» **Trecho do texto**:
——

Além da derrubada de árvores centenárias que compõem hoje um corredor verde na Rua Sena Madureira, os manifestantes criticam as intervenções em uma área que, conforme a nova versão do Plano Diretor, de 2023, são de interesse social para moradia popular e de proteção ambiental. Cerca de 200 famílias que vivem uma comunidade na Rua Sousa Ramos terão que sair para dar lugar aos túneis.

Conforme o mapa de áreas do novo Plano Diretor, parte das construções passa porzonas especiais de Proteção Ambiental (ZEPAM) e de Interesse Social 1 (ZEIS-1). Mas na época em que o projeto dos túneis foi criado e o contrato assinado, há mais de dez anos, essas marcações ainda não existiam.

——

» **Registros guardados**:

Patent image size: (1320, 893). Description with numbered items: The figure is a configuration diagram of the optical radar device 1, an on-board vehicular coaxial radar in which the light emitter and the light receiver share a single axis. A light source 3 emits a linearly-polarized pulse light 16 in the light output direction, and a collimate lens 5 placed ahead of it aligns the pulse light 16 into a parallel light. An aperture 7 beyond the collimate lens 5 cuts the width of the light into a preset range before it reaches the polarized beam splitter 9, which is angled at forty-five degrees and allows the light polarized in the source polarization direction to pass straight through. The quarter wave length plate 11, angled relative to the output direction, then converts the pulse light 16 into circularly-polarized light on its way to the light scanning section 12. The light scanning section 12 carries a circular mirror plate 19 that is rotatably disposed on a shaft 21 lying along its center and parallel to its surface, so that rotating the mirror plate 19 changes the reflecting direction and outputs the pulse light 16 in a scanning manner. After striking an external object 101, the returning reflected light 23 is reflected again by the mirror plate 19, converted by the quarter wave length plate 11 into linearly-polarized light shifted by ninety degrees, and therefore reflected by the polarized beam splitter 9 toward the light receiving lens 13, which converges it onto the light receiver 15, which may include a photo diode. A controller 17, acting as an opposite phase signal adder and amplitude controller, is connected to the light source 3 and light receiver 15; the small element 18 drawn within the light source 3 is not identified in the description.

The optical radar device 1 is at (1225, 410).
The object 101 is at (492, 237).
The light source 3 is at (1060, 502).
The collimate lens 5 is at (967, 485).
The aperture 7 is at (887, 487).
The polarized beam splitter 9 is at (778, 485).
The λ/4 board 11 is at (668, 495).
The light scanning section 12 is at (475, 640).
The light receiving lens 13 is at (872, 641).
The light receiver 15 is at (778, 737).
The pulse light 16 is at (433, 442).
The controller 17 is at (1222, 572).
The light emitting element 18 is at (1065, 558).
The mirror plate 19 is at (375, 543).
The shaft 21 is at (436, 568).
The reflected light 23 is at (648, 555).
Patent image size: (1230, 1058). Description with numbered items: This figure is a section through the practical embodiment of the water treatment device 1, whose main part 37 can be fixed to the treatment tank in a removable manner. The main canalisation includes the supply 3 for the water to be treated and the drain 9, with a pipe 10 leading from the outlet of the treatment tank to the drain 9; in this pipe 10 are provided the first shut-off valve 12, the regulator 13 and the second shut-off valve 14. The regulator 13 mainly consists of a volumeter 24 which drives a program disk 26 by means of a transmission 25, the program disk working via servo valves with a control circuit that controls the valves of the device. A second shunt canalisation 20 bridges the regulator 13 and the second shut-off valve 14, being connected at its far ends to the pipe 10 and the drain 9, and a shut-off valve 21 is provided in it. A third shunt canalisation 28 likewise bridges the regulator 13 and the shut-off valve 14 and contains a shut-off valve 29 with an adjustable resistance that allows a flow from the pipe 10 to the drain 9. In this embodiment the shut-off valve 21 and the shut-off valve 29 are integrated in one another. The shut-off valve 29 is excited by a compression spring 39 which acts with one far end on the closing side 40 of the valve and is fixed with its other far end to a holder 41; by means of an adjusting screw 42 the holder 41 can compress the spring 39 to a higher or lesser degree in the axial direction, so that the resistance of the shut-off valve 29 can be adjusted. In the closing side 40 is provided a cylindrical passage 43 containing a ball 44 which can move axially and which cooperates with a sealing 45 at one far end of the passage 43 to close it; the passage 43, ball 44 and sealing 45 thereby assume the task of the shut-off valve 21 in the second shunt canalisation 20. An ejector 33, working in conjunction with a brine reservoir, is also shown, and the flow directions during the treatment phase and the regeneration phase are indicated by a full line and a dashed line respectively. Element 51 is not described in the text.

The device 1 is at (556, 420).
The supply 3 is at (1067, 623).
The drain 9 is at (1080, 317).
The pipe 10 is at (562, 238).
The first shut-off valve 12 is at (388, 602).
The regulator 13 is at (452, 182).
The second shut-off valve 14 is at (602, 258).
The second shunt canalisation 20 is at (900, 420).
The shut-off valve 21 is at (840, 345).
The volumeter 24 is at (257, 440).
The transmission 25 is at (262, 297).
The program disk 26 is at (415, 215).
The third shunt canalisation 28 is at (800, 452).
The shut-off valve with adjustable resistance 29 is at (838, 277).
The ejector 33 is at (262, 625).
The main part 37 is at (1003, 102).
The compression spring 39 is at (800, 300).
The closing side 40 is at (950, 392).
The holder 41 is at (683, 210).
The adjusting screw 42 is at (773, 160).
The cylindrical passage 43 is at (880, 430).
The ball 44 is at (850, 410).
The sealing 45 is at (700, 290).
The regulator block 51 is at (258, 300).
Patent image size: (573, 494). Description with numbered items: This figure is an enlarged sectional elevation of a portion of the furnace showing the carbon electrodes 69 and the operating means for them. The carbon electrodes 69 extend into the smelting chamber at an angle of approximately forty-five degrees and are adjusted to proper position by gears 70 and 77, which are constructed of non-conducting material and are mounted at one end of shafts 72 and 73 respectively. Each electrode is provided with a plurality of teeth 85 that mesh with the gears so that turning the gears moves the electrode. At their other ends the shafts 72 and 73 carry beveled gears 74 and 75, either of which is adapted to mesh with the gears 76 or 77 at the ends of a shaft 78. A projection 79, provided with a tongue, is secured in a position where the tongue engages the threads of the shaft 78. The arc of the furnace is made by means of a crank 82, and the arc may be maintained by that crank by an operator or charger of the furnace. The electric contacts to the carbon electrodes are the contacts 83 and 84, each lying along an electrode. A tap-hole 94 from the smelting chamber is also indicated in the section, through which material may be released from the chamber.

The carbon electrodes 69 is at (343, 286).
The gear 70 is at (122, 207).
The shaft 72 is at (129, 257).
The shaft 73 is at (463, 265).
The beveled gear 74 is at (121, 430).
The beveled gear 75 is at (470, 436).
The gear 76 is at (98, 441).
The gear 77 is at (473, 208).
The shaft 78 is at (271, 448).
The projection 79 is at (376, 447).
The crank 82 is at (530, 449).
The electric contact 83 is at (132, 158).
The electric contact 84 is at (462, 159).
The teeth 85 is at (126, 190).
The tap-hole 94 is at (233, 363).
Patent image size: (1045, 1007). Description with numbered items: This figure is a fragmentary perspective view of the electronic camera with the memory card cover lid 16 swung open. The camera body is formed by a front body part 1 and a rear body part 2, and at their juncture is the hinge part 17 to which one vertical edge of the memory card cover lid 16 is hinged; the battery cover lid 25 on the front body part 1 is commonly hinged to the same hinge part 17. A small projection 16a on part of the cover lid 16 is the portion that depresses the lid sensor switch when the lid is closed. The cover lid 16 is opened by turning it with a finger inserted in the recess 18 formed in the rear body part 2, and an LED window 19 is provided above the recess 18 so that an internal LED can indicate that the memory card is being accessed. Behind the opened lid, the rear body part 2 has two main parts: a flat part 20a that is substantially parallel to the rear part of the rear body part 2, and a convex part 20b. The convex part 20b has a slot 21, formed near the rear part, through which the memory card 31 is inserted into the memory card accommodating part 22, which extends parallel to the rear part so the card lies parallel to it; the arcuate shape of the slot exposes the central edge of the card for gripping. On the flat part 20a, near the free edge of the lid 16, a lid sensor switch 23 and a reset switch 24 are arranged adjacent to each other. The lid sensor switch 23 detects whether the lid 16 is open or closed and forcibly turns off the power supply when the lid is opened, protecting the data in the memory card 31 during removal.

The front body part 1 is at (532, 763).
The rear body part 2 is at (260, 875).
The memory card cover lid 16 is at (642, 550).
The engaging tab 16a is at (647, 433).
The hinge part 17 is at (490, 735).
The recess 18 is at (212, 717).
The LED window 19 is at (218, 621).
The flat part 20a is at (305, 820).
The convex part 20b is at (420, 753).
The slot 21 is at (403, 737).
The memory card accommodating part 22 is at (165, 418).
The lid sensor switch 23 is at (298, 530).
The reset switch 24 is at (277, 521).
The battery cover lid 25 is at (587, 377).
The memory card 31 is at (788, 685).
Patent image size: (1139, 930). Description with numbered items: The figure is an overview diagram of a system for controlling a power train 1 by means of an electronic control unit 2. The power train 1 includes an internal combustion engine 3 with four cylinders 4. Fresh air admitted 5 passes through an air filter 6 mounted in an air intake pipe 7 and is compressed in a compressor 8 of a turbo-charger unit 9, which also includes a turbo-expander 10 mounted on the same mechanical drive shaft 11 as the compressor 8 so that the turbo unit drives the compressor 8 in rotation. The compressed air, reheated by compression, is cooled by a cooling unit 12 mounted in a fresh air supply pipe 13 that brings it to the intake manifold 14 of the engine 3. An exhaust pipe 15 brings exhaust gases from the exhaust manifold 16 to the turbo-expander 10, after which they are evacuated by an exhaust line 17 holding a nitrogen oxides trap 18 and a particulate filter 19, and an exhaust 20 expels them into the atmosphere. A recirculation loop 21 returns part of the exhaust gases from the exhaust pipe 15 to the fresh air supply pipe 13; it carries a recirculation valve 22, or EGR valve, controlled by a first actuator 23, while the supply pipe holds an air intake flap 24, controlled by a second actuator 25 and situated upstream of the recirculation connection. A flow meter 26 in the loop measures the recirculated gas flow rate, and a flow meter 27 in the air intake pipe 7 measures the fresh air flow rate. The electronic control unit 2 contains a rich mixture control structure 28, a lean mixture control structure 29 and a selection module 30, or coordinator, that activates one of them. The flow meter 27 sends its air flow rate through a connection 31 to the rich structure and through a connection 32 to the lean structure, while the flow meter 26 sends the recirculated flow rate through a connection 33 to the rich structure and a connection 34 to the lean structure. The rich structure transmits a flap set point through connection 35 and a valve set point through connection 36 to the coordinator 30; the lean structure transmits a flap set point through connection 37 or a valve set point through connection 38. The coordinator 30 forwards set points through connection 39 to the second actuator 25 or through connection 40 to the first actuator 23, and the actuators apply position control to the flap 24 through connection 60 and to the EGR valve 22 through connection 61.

——

» **Ações necessárias**:
**A.** Responda com base no trecho sobre os túneis:
(i) Quantas famílias vivem na comunidade da Rua Sousa Ramos que terá de sair?
(ii) De que ano é a nova versão do Plano Diretor?
(iii) Há quanto tempo o projeto dos túneis foi criado e o contrato assinado?
**B.** Transforme em tabela Markdown, com as colunas Nº e Linha, as linhas da listagem desde a que contém "Patent image size: (573, 494)." até a que contém "The projection 79 is at (376, 447).", inclusive. Deixe de fora as linhas em branco.
O trecho do texto e a listagem são materiais independentes.

» **Respostas**:
**A.**
(i) Cerca de 200 famílias.
(ii) De 2023.
(iii) Há mais de dez anos.

**B.**
| Nº | Linha |
|---|---|
| 1 | Patent image size: (573, 494). Description with numbered items: This figure is an enlarged sectional elevation of a portion of the furnace showing the carbon electrodes 69 and the operating means for them. The carbon electrodes 69 extend into the smelting chamber at an angle of approximately forty-five degrees and are adjusted to proper position by gears 70 and 77, which are constructed of non-conducting material and are mounted at one end of shafts 72 and 73 respectively. Each electrode is provided with a plurality of teeth 85 that mesh with the gears so that turning the gears moves the electrode. At their other ends the shafts 72 and 73 carry beveled gears 74 and 75, either of which is adapted to mesh with the gears 76 or 77 at the ends of a shaft 78. A projection 79, provided with a tongue, is secured in a position where the tongue engages the threads of the shaft 78. The arc of the furnace is made by means of a crank 82, and the arc may be maintained by that crank by an operator or charger of the furnace. The electric contacts to the carbon electrodes are the contacts 83 and 84, each lying along an electrode. A tap-hole 94 from the smelting chamber is also indicated in the section, through which material may be released from the chamber. |
| 2 | The carbon electrodes 69 is at (343, 286). |
| 3 | The gear 70 is at (122, 207). |
| 4 | The shaft 72 is at (129, 257). |
| 5 | The shaft 73 is at (463, 265). |
| 6 | The beveled gear 74 is at (121, 430). |
| 7 | The beveled gear 75 is at (470, 436). |
| 8 | The gear 76 is at (98, 441). |
| 9 | The gear 77 is at (473, 208). |
| 10 | The shaft 78 is at (271, 448). |
| 11 | The projection 79 is at (376, 447). |